====== Extrait choisi ======

Vignobles wallons
© Gaëlle Henkens

Vignobles wallons : les raisins de l’inclusion

La vigne n’est plus une affaire de nantis. La Wallonie compte de plus en plus de vignobles associatifs ou coopératifs. Un enracinement qui porte ses fruits sur le plan de l’inclusion sociale, de la réinsertion socioprofessionnelle et d’un remaillage du territoire. Enquête dans les coteaux du Vin de Liège, du Poirier du loup et du Vin de Genval.

Valentine Stoumon, journaliste | Gaëlle Henkens, photo-journaliste

Fin novembre 2021. Heure-Le-Romain. Joli nom pour un lieu hors du temps, à quinze minutes seulement du centre de Liège. Des coteaux éclairés par un soleil doux. Des rayons un peu fluides s’étirent sur la campagne nappée d’une brume automnale. Les vendanges sont bouclées depuis peu.

Vignobles wallons
+++ Cette enquête fait partie d'un dossier sur les vignobles wallons publié dans notre revue (numéro 11 - automne 2022) et sur le web. Un travail financé par le Fonds pour le journalisme et par Tchak.

====== Données fournies ======

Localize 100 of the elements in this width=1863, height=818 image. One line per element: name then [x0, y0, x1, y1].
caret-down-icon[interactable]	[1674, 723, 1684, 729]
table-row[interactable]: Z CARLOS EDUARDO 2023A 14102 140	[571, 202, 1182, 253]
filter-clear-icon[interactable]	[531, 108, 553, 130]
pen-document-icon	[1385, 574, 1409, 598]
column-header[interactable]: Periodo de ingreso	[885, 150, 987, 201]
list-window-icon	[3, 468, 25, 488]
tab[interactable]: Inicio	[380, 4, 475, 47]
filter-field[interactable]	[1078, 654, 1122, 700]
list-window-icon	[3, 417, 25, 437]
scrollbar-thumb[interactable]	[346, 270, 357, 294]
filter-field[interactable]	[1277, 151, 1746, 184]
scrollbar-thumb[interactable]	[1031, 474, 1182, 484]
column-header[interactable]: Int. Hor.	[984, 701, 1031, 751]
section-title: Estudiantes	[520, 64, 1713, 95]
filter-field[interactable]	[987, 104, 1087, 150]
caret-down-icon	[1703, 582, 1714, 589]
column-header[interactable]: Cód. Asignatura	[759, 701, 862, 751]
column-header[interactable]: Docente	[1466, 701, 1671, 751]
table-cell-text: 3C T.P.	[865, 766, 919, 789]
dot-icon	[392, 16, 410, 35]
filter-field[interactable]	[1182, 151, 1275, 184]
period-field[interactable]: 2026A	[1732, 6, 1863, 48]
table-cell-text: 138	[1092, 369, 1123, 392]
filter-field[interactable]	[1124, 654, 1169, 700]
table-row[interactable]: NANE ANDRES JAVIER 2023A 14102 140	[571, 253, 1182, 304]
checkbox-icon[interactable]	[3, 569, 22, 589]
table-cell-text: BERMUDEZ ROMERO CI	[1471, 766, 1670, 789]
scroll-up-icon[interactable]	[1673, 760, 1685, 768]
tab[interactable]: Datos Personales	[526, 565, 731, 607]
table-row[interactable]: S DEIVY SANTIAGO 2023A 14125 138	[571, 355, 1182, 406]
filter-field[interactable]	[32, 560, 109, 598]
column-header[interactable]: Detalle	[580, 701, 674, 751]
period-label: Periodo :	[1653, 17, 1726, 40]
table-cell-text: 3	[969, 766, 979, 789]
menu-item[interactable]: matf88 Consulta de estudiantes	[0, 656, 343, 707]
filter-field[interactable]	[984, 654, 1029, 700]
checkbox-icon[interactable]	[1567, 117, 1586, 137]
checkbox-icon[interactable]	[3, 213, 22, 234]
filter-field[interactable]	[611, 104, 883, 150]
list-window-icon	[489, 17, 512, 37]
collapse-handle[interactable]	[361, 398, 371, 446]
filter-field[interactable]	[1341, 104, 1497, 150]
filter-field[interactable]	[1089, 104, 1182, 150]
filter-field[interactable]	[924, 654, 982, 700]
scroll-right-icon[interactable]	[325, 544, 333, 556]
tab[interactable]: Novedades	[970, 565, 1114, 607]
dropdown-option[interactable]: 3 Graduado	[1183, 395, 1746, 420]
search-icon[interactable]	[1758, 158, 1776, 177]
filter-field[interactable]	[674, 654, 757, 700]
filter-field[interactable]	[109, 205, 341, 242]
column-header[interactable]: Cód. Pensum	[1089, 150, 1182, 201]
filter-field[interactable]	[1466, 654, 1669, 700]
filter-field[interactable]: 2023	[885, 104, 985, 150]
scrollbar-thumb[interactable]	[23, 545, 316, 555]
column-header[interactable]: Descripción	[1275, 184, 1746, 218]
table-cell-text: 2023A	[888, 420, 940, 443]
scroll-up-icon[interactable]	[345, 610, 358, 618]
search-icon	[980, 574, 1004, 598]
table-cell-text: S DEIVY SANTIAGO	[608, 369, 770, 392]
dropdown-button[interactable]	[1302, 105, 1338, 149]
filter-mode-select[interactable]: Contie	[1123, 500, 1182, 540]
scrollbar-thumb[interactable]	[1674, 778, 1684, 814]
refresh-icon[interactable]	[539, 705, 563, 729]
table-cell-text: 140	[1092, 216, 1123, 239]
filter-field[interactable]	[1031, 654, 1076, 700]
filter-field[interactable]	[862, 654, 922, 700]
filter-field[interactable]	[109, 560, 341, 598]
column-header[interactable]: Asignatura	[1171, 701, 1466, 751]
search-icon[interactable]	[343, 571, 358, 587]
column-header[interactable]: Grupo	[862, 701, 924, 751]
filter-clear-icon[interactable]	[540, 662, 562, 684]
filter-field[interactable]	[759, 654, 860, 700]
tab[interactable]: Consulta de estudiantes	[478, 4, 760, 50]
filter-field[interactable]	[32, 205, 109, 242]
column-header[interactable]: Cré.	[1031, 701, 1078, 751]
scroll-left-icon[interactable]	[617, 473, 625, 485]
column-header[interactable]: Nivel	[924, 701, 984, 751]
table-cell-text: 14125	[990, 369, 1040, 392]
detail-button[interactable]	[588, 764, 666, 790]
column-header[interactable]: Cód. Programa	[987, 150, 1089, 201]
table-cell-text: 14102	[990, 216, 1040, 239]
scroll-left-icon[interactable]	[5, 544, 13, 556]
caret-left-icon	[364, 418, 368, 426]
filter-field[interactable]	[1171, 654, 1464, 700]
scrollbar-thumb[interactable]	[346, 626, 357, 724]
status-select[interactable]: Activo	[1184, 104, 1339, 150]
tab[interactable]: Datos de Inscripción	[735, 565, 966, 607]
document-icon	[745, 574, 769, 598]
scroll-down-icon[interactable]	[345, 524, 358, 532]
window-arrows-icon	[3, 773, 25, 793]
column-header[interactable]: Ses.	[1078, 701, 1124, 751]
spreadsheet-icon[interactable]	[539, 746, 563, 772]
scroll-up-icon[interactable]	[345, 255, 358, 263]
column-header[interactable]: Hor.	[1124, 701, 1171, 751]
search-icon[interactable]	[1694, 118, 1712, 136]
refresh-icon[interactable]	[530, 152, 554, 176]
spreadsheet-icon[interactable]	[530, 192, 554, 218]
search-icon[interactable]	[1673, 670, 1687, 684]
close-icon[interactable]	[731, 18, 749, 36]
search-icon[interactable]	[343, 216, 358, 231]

======

## Tâche à réaliser
Prolongez, s'il vous plaît, l'enquête sur les vignobles wallons à partir de l'endroit où elle s'arrête.

## Réponse
L’équipe du Vin de Liège s’affaire en plein air. Les tables sont dressées dans l’herbe. Du bois garni de nappes. Y sont posés des plats faits maison, une bouteille ou deux. Salade arménienne – viande, champignons, carottes, épices –, Jupiler et vin mousseux qu’Alec Bol, administrateur délégué de la coopérative, fait circuler sans façon. Un dessert roboratif : gâteau au chocolat et à la banane.

Vin de Liège est une coopérative citoyenne avec un objectif d’équilibre entre économique, social et environnemental. Elle vend son propre vin, est financée par ses coopérateurs et a atteint ces dernières années son seuil de rentabilité. Mais surtout, elle est l’incarnation du modèle social et multiculturel par excellence.Lorsque nous arrivons, l’équipe est occupée à casser la graine. 

Elle fête le départ d’un des siens. Un homme au visage rond, le cheveu un rien grisonnant, nous présente la salade épicée, l’œuvre de sa femme. Hamlet Sargsyan est arménien, il a 45 ans. Il a exercé des professions diverses dans le domaine agricole et mécanique avant de travailler, durant un an et demi, pour Vin de Liège. 

Hamlet a été mécanicien et conducteur de camion. En Arménie, il détient un permis poids-lourd mais celui-ci n’est pas valable en Belgique. « Il faut le repasser », explique-t-il. En attendant, il a fait ses preuves ici en tant qu’ouvrier agricole.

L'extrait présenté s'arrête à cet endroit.